= Stated problem =
Skip the pictures. Copy all the rest of the records down exactly.

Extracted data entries
* Start *

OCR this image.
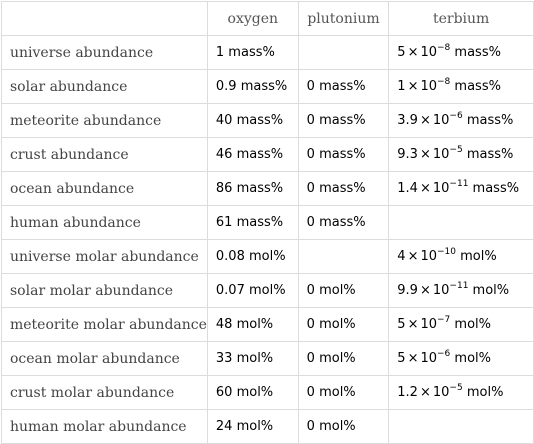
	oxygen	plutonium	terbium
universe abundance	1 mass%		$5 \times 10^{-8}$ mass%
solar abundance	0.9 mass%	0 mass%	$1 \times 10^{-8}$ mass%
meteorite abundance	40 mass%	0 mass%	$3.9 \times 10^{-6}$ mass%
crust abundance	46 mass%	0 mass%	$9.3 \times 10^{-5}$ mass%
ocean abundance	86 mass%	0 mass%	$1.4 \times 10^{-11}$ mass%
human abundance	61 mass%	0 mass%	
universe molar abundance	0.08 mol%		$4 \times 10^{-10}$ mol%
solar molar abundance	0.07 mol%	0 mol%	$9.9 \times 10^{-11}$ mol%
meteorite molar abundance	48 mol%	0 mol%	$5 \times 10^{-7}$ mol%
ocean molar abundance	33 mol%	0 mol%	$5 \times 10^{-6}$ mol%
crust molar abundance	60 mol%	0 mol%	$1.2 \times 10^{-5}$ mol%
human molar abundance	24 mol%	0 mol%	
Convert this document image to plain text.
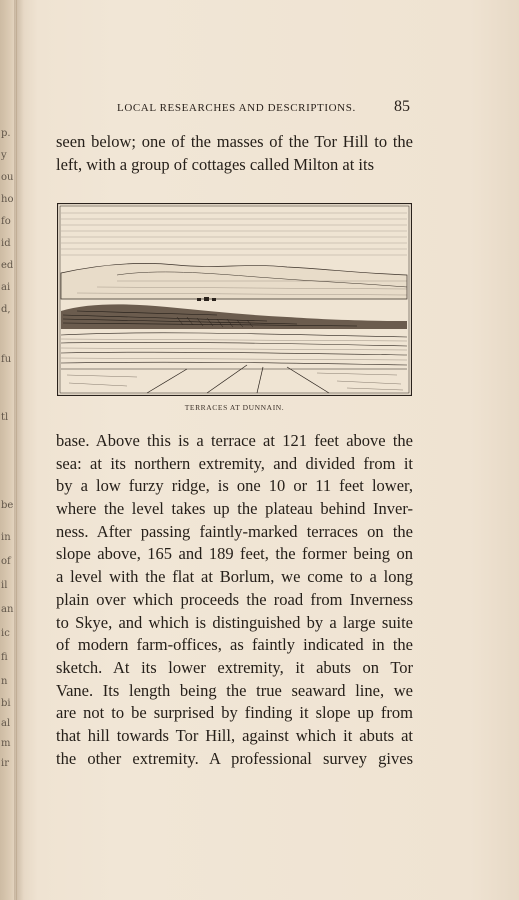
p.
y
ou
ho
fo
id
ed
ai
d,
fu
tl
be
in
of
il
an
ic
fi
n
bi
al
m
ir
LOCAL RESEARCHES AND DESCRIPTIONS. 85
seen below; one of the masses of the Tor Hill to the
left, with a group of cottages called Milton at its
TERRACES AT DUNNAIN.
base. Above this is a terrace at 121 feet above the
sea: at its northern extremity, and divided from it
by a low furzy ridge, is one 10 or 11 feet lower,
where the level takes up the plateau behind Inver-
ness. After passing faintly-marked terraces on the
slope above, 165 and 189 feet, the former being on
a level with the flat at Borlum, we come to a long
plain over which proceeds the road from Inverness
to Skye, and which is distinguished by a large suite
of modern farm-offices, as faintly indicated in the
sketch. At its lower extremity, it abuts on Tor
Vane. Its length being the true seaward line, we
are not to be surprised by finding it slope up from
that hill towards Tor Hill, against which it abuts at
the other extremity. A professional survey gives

* End *

= Full output =
OCR this image.
	oxygen	plutonium	terbium
universe abundance	1 mass%		$5 \times 10^{-8}$ mass%
solar abundance	0.9 mass%	0 mass%	$1 \times 10^{-8}$ mass%
meteorite abundance	40 mass%	0 mass%	$3.9 \times 10^{-6}$ mass%
crust abundance	46 mass%	0 mass%	$9.3 \times 10^{-5}$ mass%
ocean abundance	86 mass%	0 mass%	$1.4 \times 10^{-11}$ mass%
human abundance	61 mass%	0 mass%	
universe molar abundance	0.08 mol%		$4 \times 10^{-10}$ mol%
solar molar abundance	0.07 mol%	0 mol%	$9.9 \times 10^{-11}$ mol%
meteorite molar abundance	48 mol%	0 mol%	$5 \times 10^{-7}$ mol%
ocean molar abundance	33 mol%	0 mol%	$5 \times 10^{-6}$ mol%
crust molar abundance	60 mol%	0 mol%	$1.2 \times 10^{-5}$ mol%
human molar abundance	24 mol%	0 mol%	
Convert this document image to plain text.
p.
y
ou
ho
fo
id
ed
ai
d,
fu
tl
be
in
of
il
an
ic
fi
n
bi
al
m
ir
LOCAL RESEARCHES AND DESCRIPTIONS. 85
seen below; one of the masses of the Tor Hill to the
left, with a group of cottages called Milton at its
TERRACES AT DUNNAIN.
base. Above this is a terrace at 121 feet above the
sea: at its northern extremity, and divided from it
by a low furzy ridge, is one 10 or 11 feet lower,
where the level takes up the plateau behind Inver-
ness. After passing faintly-marked terraces on the
slope above, 165 and 189 feet, the former being on
a level with the flat at Borlum, we come to a long
plain over which proceeds the road from Inverness
to Skye, and which is distinguished by a large suite
of modern farm-offices, as faintly indicated in the
sketch. At its lower extremity, it abuts on Tor
Vane. Its length being the true seaward line, we
are not to be surprised by finding it slope up from
that hill towards Tor Hill, against which it abuts at
the other extremity. A professional survey gives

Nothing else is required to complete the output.